Directive
Exactly repeat the full listing that follows.

(Items listed in a dataset)
(begin)

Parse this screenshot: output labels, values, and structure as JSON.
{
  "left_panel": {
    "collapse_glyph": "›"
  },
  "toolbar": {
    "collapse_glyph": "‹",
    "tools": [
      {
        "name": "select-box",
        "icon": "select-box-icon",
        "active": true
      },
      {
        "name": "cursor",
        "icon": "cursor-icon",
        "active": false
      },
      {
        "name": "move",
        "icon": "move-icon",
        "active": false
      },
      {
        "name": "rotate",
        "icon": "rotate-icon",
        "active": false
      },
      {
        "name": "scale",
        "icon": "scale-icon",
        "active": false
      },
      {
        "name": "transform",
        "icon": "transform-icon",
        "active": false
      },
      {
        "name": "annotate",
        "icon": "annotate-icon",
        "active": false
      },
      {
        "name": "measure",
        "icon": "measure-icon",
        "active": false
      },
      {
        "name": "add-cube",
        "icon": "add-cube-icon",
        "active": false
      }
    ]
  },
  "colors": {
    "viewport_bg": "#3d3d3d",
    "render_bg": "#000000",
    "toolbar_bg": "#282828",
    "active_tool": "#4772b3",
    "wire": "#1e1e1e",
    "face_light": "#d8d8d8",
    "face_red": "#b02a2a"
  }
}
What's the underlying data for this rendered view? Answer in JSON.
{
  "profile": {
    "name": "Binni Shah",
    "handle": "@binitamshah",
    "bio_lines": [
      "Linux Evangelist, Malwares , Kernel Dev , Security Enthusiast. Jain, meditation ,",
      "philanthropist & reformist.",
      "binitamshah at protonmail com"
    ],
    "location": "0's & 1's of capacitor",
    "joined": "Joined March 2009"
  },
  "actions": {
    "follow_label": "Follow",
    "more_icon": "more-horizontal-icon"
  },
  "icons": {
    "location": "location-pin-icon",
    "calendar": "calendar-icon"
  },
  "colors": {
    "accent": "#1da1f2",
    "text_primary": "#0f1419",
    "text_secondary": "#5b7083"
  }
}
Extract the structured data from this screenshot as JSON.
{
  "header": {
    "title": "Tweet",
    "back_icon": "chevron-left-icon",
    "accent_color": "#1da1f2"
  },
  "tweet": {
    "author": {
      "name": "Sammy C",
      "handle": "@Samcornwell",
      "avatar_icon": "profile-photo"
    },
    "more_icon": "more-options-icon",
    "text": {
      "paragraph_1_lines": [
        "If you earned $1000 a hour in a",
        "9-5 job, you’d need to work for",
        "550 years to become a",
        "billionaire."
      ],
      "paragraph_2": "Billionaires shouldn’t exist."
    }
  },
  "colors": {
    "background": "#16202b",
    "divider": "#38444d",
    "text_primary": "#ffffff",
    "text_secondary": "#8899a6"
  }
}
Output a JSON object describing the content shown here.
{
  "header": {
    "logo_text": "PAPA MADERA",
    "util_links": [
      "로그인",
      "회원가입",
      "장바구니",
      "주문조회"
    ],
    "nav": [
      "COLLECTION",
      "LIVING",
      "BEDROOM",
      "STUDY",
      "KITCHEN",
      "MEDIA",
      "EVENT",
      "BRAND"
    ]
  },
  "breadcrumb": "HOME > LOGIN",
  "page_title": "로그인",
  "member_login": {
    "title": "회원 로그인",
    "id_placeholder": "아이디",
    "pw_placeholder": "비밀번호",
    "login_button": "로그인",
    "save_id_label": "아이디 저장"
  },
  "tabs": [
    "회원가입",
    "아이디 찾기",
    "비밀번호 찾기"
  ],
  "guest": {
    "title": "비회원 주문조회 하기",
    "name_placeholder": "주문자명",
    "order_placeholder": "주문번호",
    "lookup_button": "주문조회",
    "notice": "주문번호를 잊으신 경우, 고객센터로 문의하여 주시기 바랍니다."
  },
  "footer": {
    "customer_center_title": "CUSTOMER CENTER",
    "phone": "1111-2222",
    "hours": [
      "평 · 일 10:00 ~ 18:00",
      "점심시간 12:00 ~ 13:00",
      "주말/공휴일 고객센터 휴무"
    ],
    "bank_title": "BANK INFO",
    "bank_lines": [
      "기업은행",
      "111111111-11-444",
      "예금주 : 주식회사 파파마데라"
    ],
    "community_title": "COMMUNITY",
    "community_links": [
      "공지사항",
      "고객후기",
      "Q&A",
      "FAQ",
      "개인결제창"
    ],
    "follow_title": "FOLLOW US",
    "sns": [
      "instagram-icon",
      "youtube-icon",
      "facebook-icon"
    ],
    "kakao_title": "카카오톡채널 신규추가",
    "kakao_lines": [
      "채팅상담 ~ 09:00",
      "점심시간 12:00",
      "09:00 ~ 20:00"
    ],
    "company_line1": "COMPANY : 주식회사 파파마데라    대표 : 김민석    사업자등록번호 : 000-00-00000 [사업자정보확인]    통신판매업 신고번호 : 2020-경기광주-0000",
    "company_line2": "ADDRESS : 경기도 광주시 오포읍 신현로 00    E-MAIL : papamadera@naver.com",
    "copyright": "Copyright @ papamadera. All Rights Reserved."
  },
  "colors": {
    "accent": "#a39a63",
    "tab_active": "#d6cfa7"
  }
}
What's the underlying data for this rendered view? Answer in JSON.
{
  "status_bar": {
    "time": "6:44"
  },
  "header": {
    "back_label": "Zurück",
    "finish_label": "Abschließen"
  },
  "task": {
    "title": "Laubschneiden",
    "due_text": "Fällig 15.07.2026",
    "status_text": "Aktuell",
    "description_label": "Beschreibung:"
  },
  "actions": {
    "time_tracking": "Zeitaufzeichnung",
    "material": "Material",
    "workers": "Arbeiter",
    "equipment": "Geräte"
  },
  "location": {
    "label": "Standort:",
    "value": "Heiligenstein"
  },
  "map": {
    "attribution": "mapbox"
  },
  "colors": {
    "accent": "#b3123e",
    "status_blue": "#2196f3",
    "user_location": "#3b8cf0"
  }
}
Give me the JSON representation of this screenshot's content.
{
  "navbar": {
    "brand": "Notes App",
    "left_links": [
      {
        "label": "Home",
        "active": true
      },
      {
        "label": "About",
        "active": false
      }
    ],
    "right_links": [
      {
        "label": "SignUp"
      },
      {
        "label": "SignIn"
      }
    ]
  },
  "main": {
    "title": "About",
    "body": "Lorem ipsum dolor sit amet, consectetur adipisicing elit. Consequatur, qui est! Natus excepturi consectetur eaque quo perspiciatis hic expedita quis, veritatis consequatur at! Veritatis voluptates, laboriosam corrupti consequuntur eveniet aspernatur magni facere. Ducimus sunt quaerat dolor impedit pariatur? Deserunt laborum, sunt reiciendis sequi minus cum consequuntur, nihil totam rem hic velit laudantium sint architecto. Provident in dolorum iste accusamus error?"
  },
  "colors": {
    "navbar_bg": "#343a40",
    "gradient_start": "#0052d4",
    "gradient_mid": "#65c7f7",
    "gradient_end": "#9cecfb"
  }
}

(end)

Solved problem
Parse this screenshot: output labels, values, and structure as JSON.
{
  "left_panel": {
    "collapse_glyph": "›"
  },
  "toolbar": {
    "collapse_glyph": "‹",
    "tools": [
      {
        "name": "select-box",
        "icon": "select-box-icon",
        "active": true
      },
      {
        "name": "cursor",
        "icon": "cursor-icon",
        "active": false
      },
      {
        "name": "move",
        "icon": "move-icon",
        "active": false
      },
      {
        "name": "rotate",
        "icon": "rotate-icon",
        "active": false
      },
      {
        "name": "scale",
        "icon": "scale-icon",
        "active": false
      },
      {
        "name": "transform",
        "icon": "transform-icon",
        "active": false
      },
      {
        "name": "annotate",
        "icon": "annotate-icon",
        "active": false
      },
      {
        "name": "measure",
        "icon": "measure-icon",
        "active": false
      },
      {
        "name": "add-cube",
        "icon": "add-cube-icon",
        "active": false
      }
    ]
  },
  "colors": {
    "viewport_bg": "#3d3d3d",
    "render_bg": "#000000",
    "toolbar_bg": "#282828",
    "active_tool": "#4772b3",
    "wire": "#1e1e1e",
    "face_light": "#d8d8d8",
    "face_red": "#b02a2a"
  }
}
What's the underlying data for this rendered view? Answer in JSON.
{
  "profile": {
    "name": "Binni Shah",
    "handle": "@binitamshah",
    "bio_lines": [
      "Linux Evangelist, Malwares , Kernel Dev , Security Enthusiast. Jain, meditation ,",
      "philanthropist & reformist.",
      "binitamshah at protonmail com"
    ],
    "location": "0's & 1's of capacitor",
    "joined": "Joined March 2009"
  },
  "actions": {
    "follow_label": "Follow",
    "more_icon": "more-horizontal-icon"
  },
  "icons": {
    "location": "location-pin-icon",
    "calendar": "calendar-icon"
  },
  "colors": {
    "accent": "#1da1f2",
    "text_primary": "#0f1419",
    "text_secondary": "#5b7083"
  }
}
Extract the structured data from this screenshot as JSON.
{
  "header": {
    "title": "Tweet",
    "back_icon": "chevron-left-icon",
    "accent_color": "#1da1f2"
  },
  "tweet": {
    "author": {
      "name": "Sammy C",
      "handle": "@Samcornwell",
      "avatar_icon": "profile-photo"
    },
    "more_icon": "more-options-icon",
    "text": {
      "paragraph_1_lines": [
        "If you earned $1000 a hour in a",
        "9-5 job, you’d need to work for",
        "550 years to become a",
        "billionaire."
      ],
      "paragraph_2": "Billionaires shouldn’t exist."
    }
  },
  "colors": {
    "background": "#16202b",
    "divider": "#38444d",
    "text_primary": "#ffffff",
    "text_secondary": "#8899a6"
  }
}
Output a JSON object describing the content shown here.
{
  "header": {
    "logo_text": "PAPA MADERA",
    "util_links": [
      "로그인",
      "회원가입",
      "장바구니",
      "주문조회"
    ],
    "nav": [
      "COLLECTION",
      "LIVING",
      "BEDROOM",
      "STUDY",
      "KITCHEN",
      "MEDIA",
      "EVENT",
      "BRAND"
    ]
  },
  "breadcrumb": "HOME > LOGIN",
  "page_title": "로그인",
  "member_login": {
    "title": "회원 로그인",
    "id_placeholder": "아이디",
    "pw_placeholder": "비밀번호",
    "login_button": "로그인",
    "save_id_label": "아이디 저장"
  },
  "tabs": [
    "회원가입",
    "아이디 찾기",
    "비밀번호 찾기"
  ],
  "guest": {
    "title": "비회원 주문조회 하기",
    "name_placeholder": "주문자명",
    "order_placeholder": "주문번호",
    "lookup_button": "주문조회",
    "notice": "주문번호를 잊으신 경우, 고객센터로 문의하여 주시기 바랍니다."
  },
  "footer": {
    "customer_center_title": "CUSTOMER CENTER",
    "phone": "1111-2222",
    "hours": [
      "평 · 일 10:00 ~ 18:00",
      "점심시간 12:00 ~ 13:00",
      "주말/공휴일 고객센터 휴무"
    ],
    "bank_title": "BANK INFO",
    "bank_lines": [
      "기업은행",
      "111111111-11-444",
      "예금주 : 주식회사 파파마데라"
    ],
    "community_title": "COMMUNITY",
    "community_links": [
      "공지사항",
      "고객후기",
      "Q&A",
      "FAQ",
      "개인결제창"
    ],
    "follow_title": "FOLLOW US",
    "sns": [
      "instagram-icon",
      "youtube-icon",
      "facebook-icon"
    ],
    "kakao_title": "카카오톡채널 신규추가",
    "kakao_lines": [
      "채팅상담 ~ 09:00",
      "점심시간 12:00",
      "09:00 ~ 20:00"
    ],
    "company_line1": "COMPANY : 주식회사 파파마데라    대표 : 김민석    사업자등록번호 : 000-00-00000 [사업자정보확인]    통신판매업 신고번호 : 2020-경기광주-0000",
    "company_line2": "ADDRESS : 경기도 광주시 오포읍 신현로 00    E-MAIL : papamadera@naver.com",
    "copyright": "Copyright @ papamadera. All Rights Reserved."
  },
  "colors": {
    "accent": "#a39a63",
    "tab_active": "#d6cfa7"
  }
}
What's the underlying data for this rendered view? Answer in JSON.
{
  "status_bar": {
    "time": "6:44"
  },
  "header": {
    "back_label": "Zurück",
    "finish_label": "Abschließen"
  },
  "task": {
    "title": "Laubschneiden",
    "due_text": "Fällig 15.07.2026",
    "status_text": "Aktuell",
    "description_label": "Beschreibung:"
  },
  "actions": {
    "time_tracking": "Zeitaufzeichnung",
    "material": "Material",
    "workers": "Arbeiter",
    "equipment": "Geräte"
  },
  "location": {
    "label": "Standort:",
    "value": "Heiligenstein"
  },
  "map": {
    "attribution": "mapbox"
  },
  "colors": {
    "accent": "#b3123e",
    "status_blue": "#2196f3",
    "user_location": "#3b8cf0"
  }
}
Give me the JSON representation of this screenshot's content.
{
  "navbar": {
    "brand": "Notes App",
    "left_links": [
      {
        "label": "Home",
        "active": true
      },
      {
        "label": "About",
        "active": false
      }
    ],
    "right_links": [
      {
        "label": "SignUp"
      },
      {
        "label": "SignIn"
      }
    ]
  },
  "main": {
    "title": "About",
    "body": "Lorem ipsum dolor sit amet, consectetur adipisicing elit. Consequatur, qui est! Natus excepturi consectetur eaque quo perspiciatis hic expedita quis, veritatis consequatur at! Veritatis voluptates, laboriosam corrupti consequuntur eveniet aspernatur magni facere. Ducimus sunt quaerat dolor impedit pariatur? Deserunt laborum, sunt reiciendis sequi minus cum consequuntur, nihil totam rem hic velit laudantium sint architecto. Provident in dolorum iste accusamus error?"
  },
  "colors": {
    "navbar_bg": "#343a40",
    "gradient_start": "#0052d4",
    "gradient_mid": "#65c7f7",
    "gradient_end": "#9cecfb"
  }
}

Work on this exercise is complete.